++++ DATASET RECORDS ++++

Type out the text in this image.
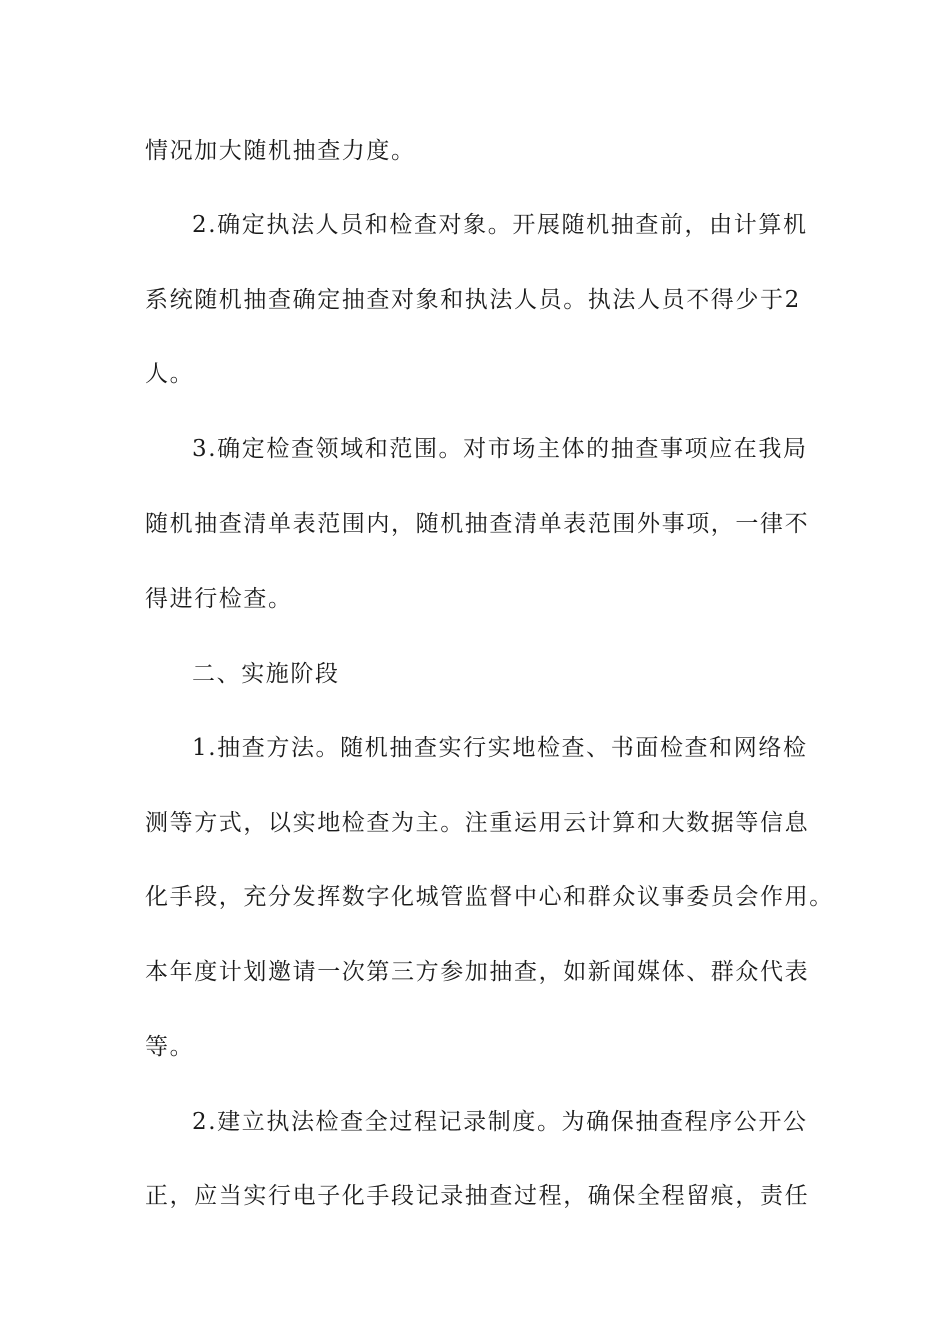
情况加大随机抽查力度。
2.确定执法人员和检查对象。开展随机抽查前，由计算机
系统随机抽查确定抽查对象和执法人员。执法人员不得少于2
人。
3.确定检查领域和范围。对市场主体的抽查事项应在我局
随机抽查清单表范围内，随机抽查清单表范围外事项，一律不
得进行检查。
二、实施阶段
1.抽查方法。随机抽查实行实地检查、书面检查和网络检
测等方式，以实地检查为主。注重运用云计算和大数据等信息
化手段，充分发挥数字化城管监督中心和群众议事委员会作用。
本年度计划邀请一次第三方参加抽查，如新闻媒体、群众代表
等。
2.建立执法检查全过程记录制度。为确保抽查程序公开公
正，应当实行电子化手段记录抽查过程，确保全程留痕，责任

++++

Every entry must be transcribed exactly. Pictures do not belong in the copy.

Type out the text in this image.
情况加大随机抽查力度。
2.确定执法人员和检查对象。开展随机抽查前，由计算机
系统随机抽查确定抽查对象和执法人员。执法人员不得少于2
人。
3.确定检查领域和范围。对市场主体的抽查事项应在我局
随机抽查清单表范围内，随机抽查清单表范围外事项，一律不
得进行检查。
二、实施阶段
1.抽查方法。随机抽查实行实地检查、书面检查和网络检
测等方式，以实地检查为主。注重运用云计算和大数据等信息
化手段，充分发挥数字化城管监督中心和群众议事委员会作用。
本年度计划邀请一次第三方参加抽查，如新闻媒体、群众代表
等。
2.建立执法检查全过程记录制度。为确保抽查程序公开公
正，应当实行电子化手段记录抽查过程，确保全程留痕，责任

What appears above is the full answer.